-- SET PROBLEM --
Collect every line of the records below that contains the word "projects".
— Begin GIVEN RECORDS —
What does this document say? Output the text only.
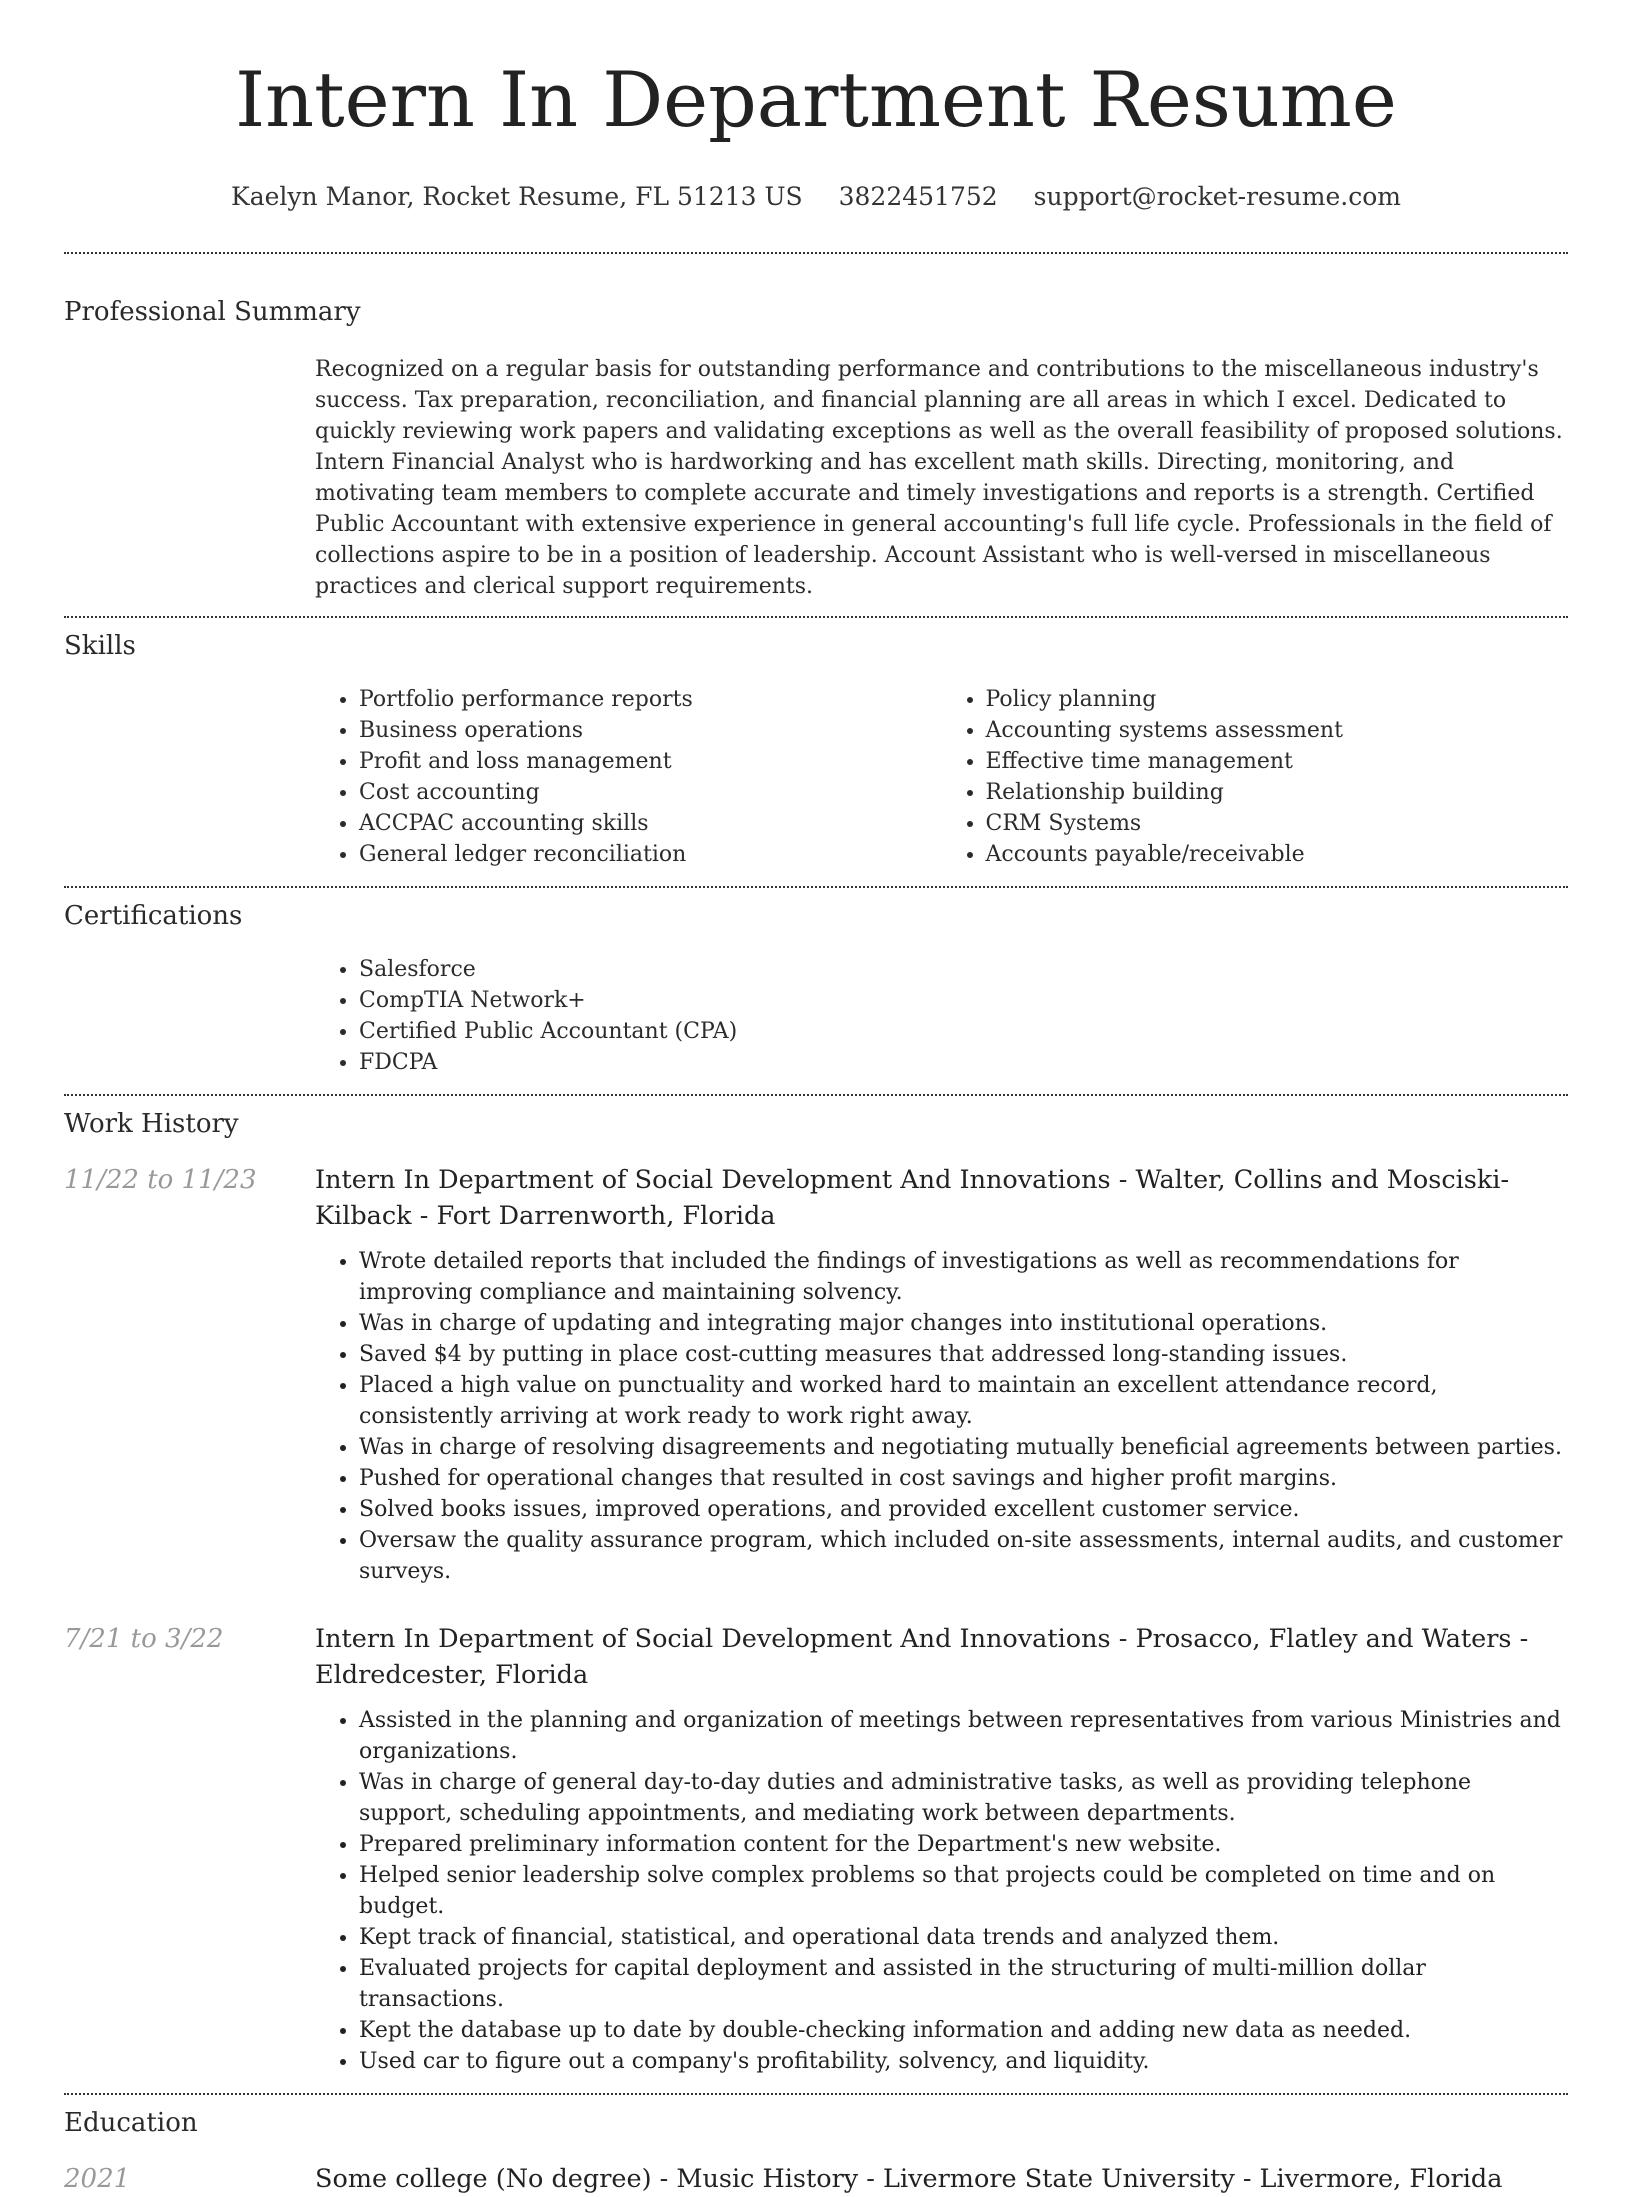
Intern In Department Resume
Kaelyn Manor, Rocket Resume, FL 51213 US 3822451752 support@rocket-resume.com
Professional Summary
Recognized on a regular basis for outstanding performance and contributions to the miscellaneous industry's success. Tax preparation, reconciliation, and financial planning are all areas in which I excel. Dedicated to quickly reviewing work papers and validating exceptions as well as the overall feasibility of proposed solutions. Intern Financial Analyst who is hardworking and has excellent math skills. Directing, monitoring, and motivating team members to complete accurate and timely investigations and reports is a strength. Certified Public Accountant with extensive experience in general accounting's full life cycle. Professionals in the field of collections aspire to be in a position of leadership. Account Assistant who is well-versed in miscellaneous practices and clerical support requirements.
Skills
• Portfolio performance reports
• Business operations
• Profit and loss management
• Cost accounting
• ACCPAC accounting skills
• General ledger reconciliation
• Policy planning
• Accounting systems assessment
• Effective time management
• Relationship building
• CRM Systems
• Accounts payable/receivable
Certifications
• Salesforce
• CompTIA Network+
• Certified Public Accountant (CPA)
• FDCPA
Work History
11/22 to 11/23	Intern In Department of Social Development And Innovations - Walter, Collins and Mosciski-Kilback - Fort Darrenworth, Florida
• Wrote detailed reports that included the findings of investigations as well as recommendations for improving compliance and maintaining solvency.
• Was in charge of updating and integrating major changes into institutional operations.
• Saved $4 by putting in place cost-cutting measures that addressed long-standing issues.
• Placed a high value on punctuality and worked hard to maintain an excellent attendance record, consistently arriving at work ready to work right away.
• Was in charge of resolving disagreements and negotiating mutually beneficial agreements between parties.
• Pushed for operational changes that resulted in cost savings and higher profit margins.
• Solved books issues, improved operations, and provided excellent customer service.
• Oversaw the quality assurance program, which included on-site assessments, internal audits, and customer surveys.
7/21 to 3/22	Intern In Department of Social Development And Innovations - Prosacco, Flatley and Waters - Eldredcester, Florida
• Assisted in the planning and organization of meetings between representatives from various Ministries and organizations.
• Was in charge of general day-to-day duties and administrative tasks, as well as providing telephone support, scheduling appointments, and mediating work between departments.
• Prepared preliminary information content for the Department's new website.
• Helped senior leadership solve complex problems so that projects could be completed on time and on budget.
• Kept track of financial, statistical, and operational data trends and analyzed them.
• Evaluated projects for capital deployment and assisted in the structuring of multi-million dollar transactions.
• Kept the database up to date by double-checking information and adding new data as needed.
• Used car to figure out a company's profitability, solvency, and liquidity.
Education
2021	Some college (No degree) - Music History - Livermore State University - Livermore, Florida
— End GIVEN RECORDS —
-- IN RESPONSE --
• Helped senior leadership solve complex problems so that projects could be completed on time and on budget.
• Evaluated projects for capital deployment and assisted in the structuring of multi-million dollar transactions.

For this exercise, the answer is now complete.